Look for the string "marker" and copy every line that has it.
▬▬▬▬▬▬▬▬▬▬
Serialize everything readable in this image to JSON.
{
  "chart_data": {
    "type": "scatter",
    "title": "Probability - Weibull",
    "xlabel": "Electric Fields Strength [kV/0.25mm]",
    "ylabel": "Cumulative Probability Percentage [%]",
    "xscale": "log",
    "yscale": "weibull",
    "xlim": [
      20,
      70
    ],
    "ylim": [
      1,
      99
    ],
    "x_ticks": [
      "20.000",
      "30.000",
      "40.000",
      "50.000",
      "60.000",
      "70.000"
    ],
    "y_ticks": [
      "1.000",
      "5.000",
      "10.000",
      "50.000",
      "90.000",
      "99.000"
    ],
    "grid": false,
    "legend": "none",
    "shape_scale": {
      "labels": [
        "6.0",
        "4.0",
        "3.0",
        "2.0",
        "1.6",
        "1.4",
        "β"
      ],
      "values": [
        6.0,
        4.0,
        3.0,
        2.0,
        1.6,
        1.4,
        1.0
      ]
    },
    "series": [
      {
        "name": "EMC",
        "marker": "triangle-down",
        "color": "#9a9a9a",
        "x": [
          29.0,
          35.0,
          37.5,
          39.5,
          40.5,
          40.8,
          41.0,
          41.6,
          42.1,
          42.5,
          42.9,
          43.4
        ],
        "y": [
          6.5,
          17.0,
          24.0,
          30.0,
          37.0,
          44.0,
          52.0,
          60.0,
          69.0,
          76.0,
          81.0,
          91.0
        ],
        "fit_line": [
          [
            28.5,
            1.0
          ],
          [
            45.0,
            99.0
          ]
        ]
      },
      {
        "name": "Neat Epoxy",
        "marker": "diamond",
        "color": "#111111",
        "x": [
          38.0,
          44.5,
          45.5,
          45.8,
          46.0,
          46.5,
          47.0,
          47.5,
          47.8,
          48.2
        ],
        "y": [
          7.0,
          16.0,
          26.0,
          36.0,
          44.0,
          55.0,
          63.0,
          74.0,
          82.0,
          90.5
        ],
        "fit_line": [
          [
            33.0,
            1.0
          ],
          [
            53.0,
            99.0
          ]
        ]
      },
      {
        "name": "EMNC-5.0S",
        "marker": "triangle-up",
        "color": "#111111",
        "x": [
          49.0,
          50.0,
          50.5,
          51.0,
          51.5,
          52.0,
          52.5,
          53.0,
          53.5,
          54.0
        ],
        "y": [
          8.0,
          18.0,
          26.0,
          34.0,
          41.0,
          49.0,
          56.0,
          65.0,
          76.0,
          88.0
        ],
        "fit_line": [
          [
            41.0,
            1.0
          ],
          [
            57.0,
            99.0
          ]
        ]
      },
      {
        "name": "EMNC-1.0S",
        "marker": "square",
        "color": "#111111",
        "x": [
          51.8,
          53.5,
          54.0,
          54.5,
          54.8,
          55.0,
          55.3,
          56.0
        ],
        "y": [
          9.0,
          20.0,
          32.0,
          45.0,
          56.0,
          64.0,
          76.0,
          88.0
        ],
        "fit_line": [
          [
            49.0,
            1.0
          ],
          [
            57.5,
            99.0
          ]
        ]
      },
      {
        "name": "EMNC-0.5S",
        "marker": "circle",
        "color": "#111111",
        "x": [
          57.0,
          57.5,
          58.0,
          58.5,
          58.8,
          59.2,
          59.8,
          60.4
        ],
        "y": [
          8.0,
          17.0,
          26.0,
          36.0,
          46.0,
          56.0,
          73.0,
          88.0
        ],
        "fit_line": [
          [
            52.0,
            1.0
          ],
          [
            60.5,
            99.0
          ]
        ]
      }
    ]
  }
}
▬▬▬▬▬▬▬▬▬▬
> _SOLUTION TO THIS EXERCISE_
        "marker": "triangle-down",
        "marker": "diamond",
        "marker": "triangle-up",
        "marker": "square",
        "marker": "circle",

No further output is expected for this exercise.